• _Exercise task_:
Copy out each line that includes the word "rispettivamente".

• _Extracted records_:
════════════════════
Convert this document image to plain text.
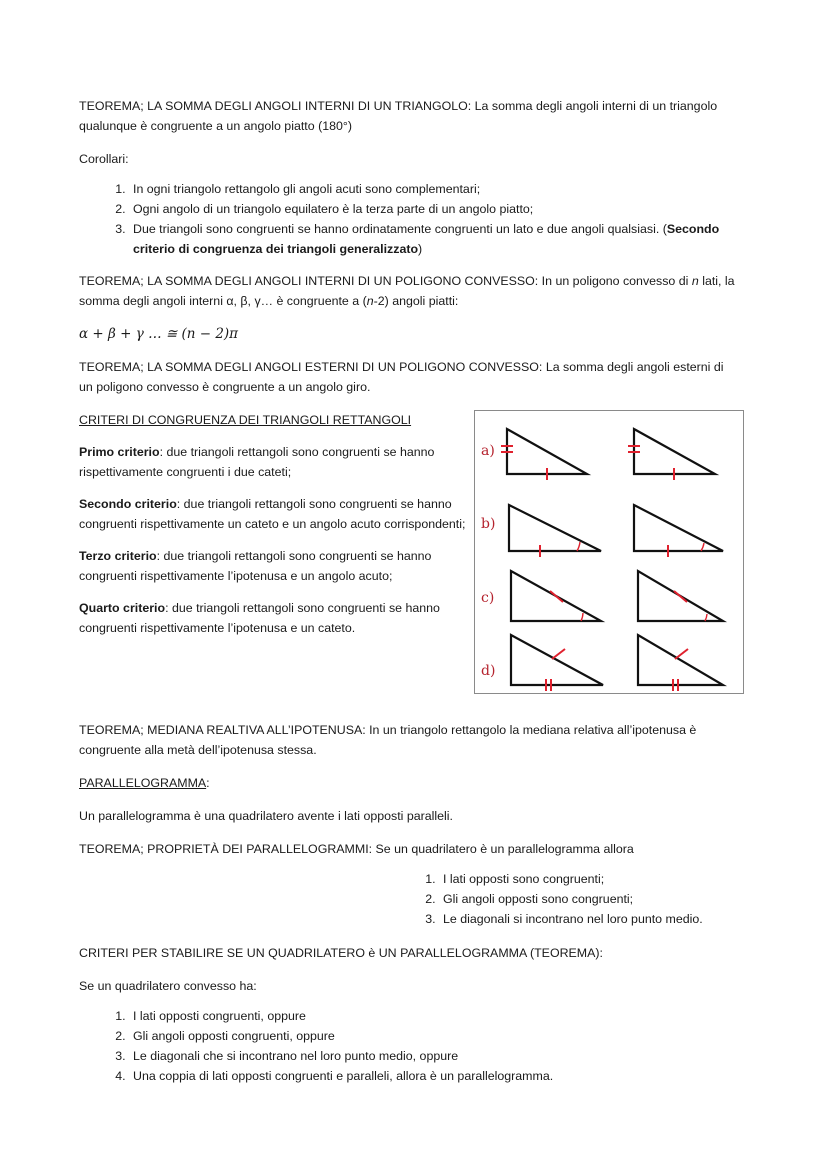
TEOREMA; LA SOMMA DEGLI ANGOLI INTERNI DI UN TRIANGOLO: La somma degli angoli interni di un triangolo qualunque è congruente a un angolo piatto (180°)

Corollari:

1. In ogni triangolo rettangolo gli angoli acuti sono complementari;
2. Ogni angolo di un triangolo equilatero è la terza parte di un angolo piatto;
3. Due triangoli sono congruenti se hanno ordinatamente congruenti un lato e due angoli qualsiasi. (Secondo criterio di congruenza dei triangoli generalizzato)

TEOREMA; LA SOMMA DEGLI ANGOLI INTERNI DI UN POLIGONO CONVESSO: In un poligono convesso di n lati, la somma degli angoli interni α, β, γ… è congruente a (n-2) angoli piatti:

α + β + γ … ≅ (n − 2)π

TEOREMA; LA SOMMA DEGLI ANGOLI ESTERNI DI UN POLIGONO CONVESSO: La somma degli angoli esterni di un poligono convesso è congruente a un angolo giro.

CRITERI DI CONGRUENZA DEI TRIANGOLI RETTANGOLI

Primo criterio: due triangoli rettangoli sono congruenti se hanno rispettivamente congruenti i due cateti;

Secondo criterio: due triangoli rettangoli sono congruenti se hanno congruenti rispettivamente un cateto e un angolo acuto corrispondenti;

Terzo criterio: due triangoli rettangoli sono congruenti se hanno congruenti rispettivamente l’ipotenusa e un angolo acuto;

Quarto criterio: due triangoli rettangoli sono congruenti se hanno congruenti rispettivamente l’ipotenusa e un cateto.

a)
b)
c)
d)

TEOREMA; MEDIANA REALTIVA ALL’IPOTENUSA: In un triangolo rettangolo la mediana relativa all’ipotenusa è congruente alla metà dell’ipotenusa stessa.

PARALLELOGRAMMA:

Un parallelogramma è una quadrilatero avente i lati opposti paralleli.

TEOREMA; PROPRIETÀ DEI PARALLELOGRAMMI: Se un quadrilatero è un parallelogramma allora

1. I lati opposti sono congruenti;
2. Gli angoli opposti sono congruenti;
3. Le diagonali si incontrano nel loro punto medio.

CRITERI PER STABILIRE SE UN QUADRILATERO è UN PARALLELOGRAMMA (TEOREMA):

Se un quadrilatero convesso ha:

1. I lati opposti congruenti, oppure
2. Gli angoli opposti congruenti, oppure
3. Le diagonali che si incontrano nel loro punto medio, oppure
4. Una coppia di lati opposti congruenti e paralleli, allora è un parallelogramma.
════════════════════
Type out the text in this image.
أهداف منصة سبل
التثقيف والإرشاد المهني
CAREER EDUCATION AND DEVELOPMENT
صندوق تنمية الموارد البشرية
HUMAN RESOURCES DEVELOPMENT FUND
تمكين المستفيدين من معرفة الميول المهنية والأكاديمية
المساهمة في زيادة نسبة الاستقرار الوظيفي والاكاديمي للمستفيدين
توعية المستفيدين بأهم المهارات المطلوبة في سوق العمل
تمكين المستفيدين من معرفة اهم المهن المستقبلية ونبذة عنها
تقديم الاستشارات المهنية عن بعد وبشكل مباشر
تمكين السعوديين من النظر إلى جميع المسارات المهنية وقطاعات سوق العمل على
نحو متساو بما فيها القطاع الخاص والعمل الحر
════════════════════
• _Task solution_:
Primo criterio: due triangoli rettangoli sono congruenti se hanno rispettivamente congruenti i due cateti;
Secondo criterio: due triangoli rettangoli sono congruenti se hanno congruenti rispettivamente un cateto e un angolo acuto corrispondenti;
Terzo criterio: due triangoli rettangoli sono congruenti se hanno congruenti rispettivamente l’ipotenusa e un angolo acuto;
Quarto criterio: due triangoli rettangoli sono congruenti se hanno congruenti rispettivamente l’ipotenusa e un cateto.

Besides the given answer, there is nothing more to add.